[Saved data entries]
------------------------------

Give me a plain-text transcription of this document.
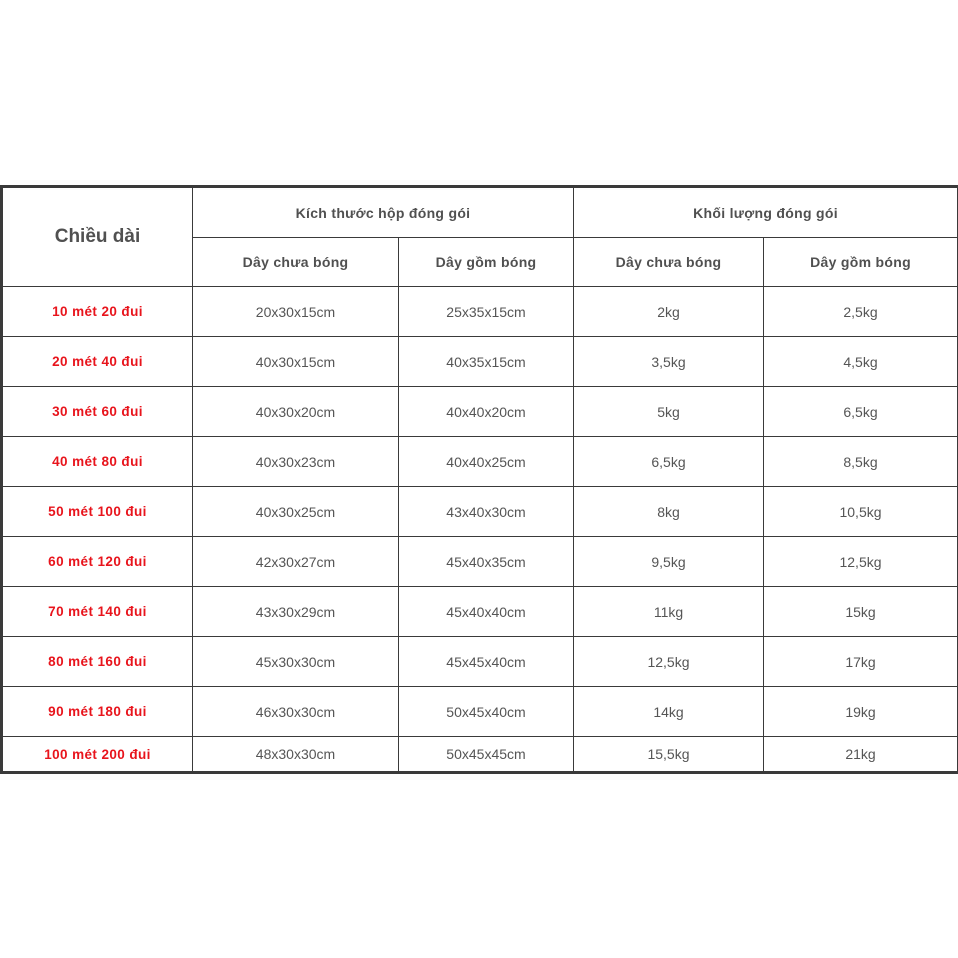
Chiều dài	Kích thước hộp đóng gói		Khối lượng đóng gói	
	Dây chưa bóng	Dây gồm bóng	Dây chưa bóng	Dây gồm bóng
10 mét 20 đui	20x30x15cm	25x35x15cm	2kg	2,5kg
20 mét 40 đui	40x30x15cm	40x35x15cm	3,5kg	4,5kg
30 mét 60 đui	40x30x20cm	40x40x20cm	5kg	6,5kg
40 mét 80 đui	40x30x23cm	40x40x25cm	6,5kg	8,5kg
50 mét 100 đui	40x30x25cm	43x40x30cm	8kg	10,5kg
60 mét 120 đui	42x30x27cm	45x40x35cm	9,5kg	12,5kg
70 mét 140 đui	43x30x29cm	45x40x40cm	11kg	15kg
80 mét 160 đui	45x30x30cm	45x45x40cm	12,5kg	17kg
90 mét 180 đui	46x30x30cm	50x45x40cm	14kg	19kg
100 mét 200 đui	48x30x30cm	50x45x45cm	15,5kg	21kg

------------------------------

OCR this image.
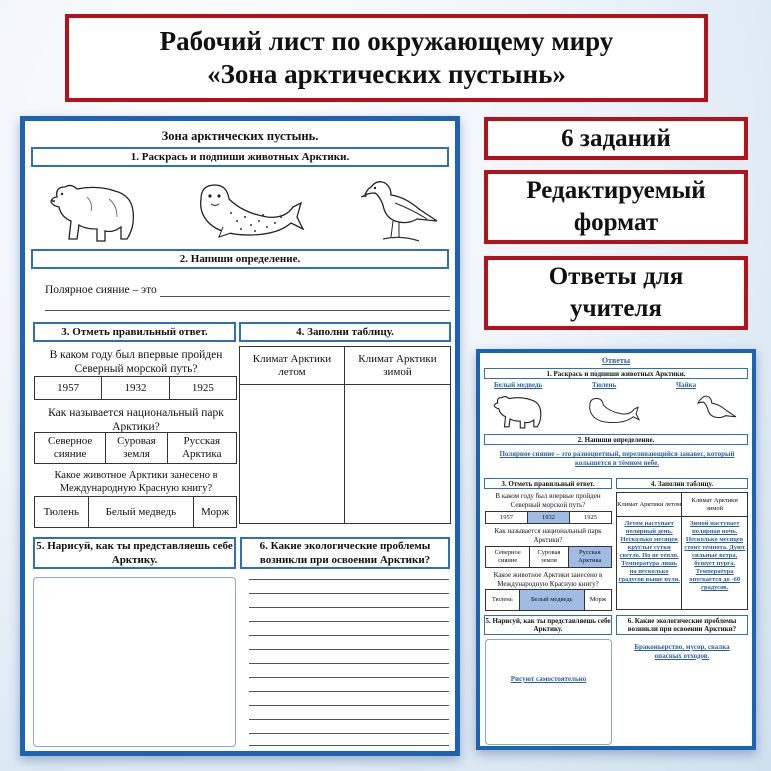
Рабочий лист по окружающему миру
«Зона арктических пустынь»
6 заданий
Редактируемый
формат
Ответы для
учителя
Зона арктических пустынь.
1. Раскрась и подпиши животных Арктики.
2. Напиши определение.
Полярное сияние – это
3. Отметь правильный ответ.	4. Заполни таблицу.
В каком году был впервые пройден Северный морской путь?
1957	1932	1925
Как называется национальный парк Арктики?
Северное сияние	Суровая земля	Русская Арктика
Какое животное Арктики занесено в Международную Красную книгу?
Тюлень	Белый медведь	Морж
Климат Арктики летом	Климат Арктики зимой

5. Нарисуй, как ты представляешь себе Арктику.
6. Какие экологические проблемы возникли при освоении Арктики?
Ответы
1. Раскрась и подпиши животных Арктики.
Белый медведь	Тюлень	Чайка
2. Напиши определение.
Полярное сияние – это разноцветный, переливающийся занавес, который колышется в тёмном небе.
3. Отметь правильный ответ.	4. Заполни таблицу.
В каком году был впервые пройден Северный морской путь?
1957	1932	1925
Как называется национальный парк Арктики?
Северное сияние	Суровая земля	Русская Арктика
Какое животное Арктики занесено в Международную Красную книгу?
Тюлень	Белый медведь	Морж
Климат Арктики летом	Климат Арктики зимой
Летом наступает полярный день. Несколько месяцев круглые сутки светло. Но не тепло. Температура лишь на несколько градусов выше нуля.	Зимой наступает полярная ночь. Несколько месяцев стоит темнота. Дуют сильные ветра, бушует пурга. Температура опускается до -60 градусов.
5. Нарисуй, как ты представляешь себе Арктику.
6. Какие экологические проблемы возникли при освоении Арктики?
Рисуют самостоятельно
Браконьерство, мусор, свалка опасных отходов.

------------------------------

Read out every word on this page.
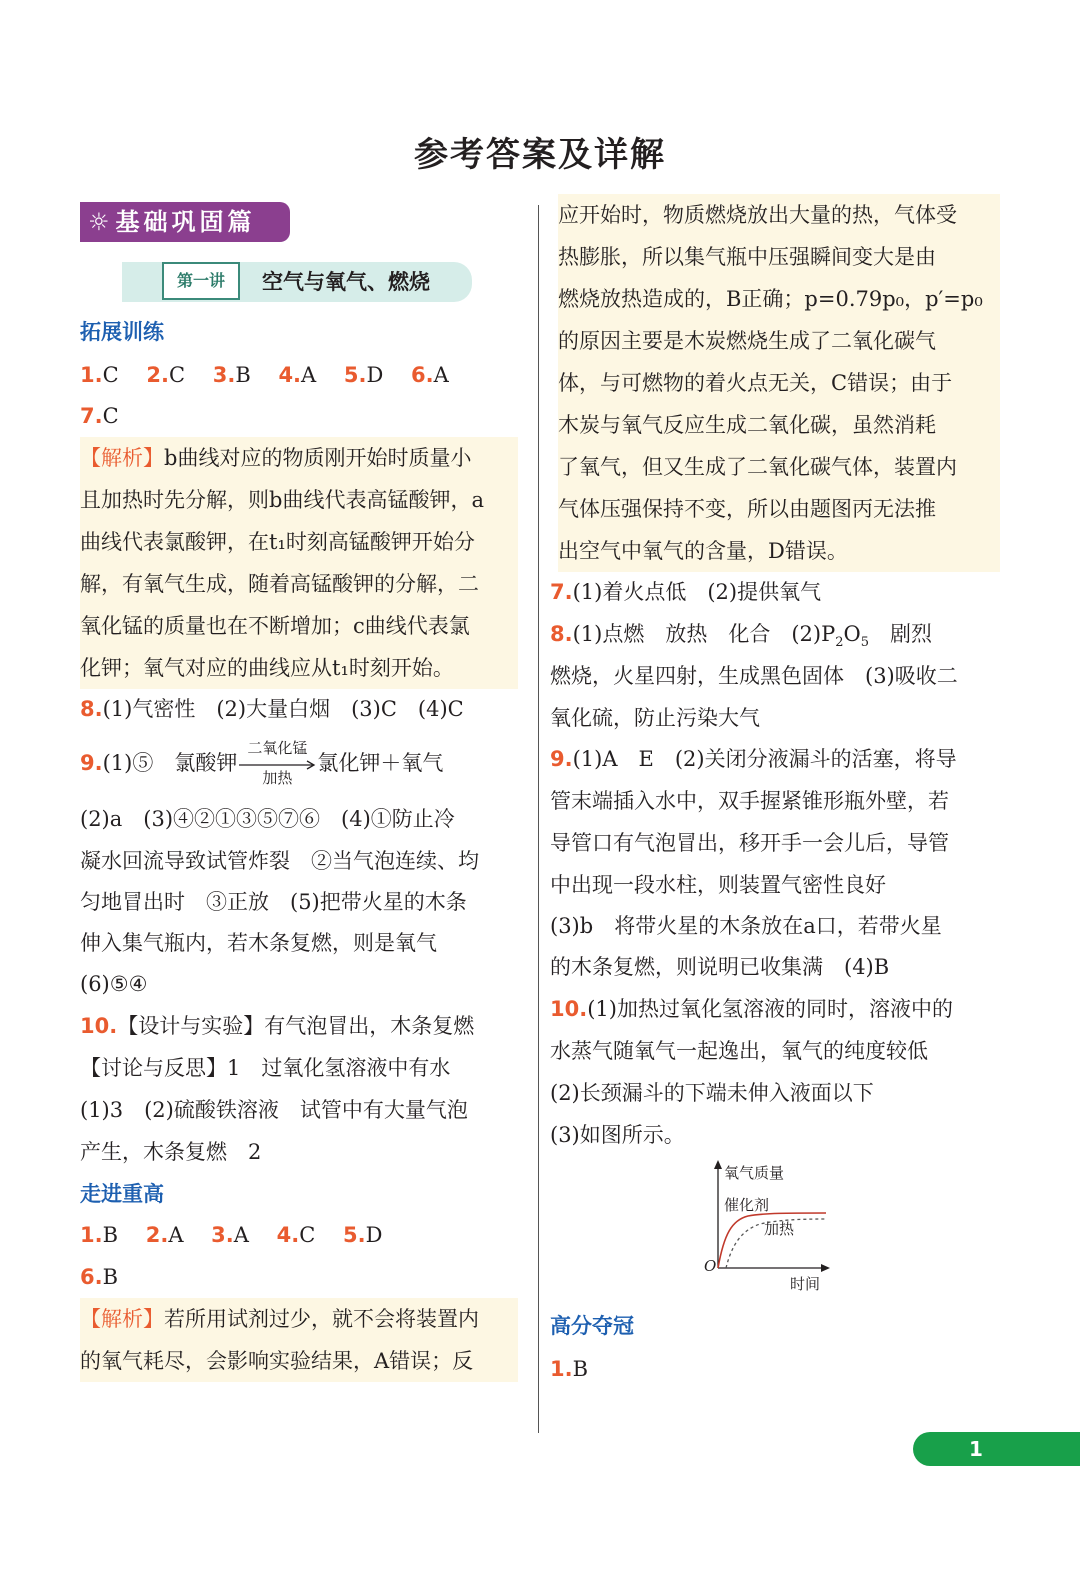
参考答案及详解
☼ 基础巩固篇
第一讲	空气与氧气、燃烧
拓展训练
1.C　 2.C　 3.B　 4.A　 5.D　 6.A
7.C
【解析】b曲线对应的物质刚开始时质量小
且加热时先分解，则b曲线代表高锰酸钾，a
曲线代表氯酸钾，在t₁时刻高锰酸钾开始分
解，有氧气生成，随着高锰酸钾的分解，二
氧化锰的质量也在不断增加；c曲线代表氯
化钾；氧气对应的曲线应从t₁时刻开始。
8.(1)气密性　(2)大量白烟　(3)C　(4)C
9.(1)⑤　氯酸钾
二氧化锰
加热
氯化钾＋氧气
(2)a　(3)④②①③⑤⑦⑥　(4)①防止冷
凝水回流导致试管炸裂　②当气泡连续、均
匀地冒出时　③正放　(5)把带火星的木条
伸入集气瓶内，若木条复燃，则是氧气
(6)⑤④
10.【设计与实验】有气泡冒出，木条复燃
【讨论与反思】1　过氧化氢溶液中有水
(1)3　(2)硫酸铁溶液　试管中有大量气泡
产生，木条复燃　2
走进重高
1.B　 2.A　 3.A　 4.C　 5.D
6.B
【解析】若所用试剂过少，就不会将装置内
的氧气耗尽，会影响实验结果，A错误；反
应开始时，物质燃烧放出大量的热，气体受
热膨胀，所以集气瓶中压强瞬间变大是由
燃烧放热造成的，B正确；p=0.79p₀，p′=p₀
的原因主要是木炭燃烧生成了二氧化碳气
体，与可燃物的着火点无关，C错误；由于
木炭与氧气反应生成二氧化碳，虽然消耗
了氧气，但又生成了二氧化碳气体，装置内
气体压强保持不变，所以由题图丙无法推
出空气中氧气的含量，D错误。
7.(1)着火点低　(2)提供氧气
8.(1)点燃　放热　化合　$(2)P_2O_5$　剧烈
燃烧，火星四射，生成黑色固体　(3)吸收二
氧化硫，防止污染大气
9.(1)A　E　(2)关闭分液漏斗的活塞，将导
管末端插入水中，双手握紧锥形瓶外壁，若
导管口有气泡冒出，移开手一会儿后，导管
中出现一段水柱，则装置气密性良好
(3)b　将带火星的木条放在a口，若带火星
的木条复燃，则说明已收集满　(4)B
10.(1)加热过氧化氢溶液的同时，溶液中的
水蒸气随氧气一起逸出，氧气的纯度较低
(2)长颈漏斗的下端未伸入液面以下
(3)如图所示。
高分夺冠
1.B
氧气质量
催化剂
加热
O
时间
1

------------------------------

### WHAT TO DO
Find every line that holds "сияние" and copy it.

### EXERCISE OUTPUT
Полярное сияние – это
Северное сияние	Суровая земля	Русская Арктика
Полярное сияние – это разноцветный, переливающийся занавес, который колышется в тёмном небе.
Северное сияние	Суровая земля	Русская Арктика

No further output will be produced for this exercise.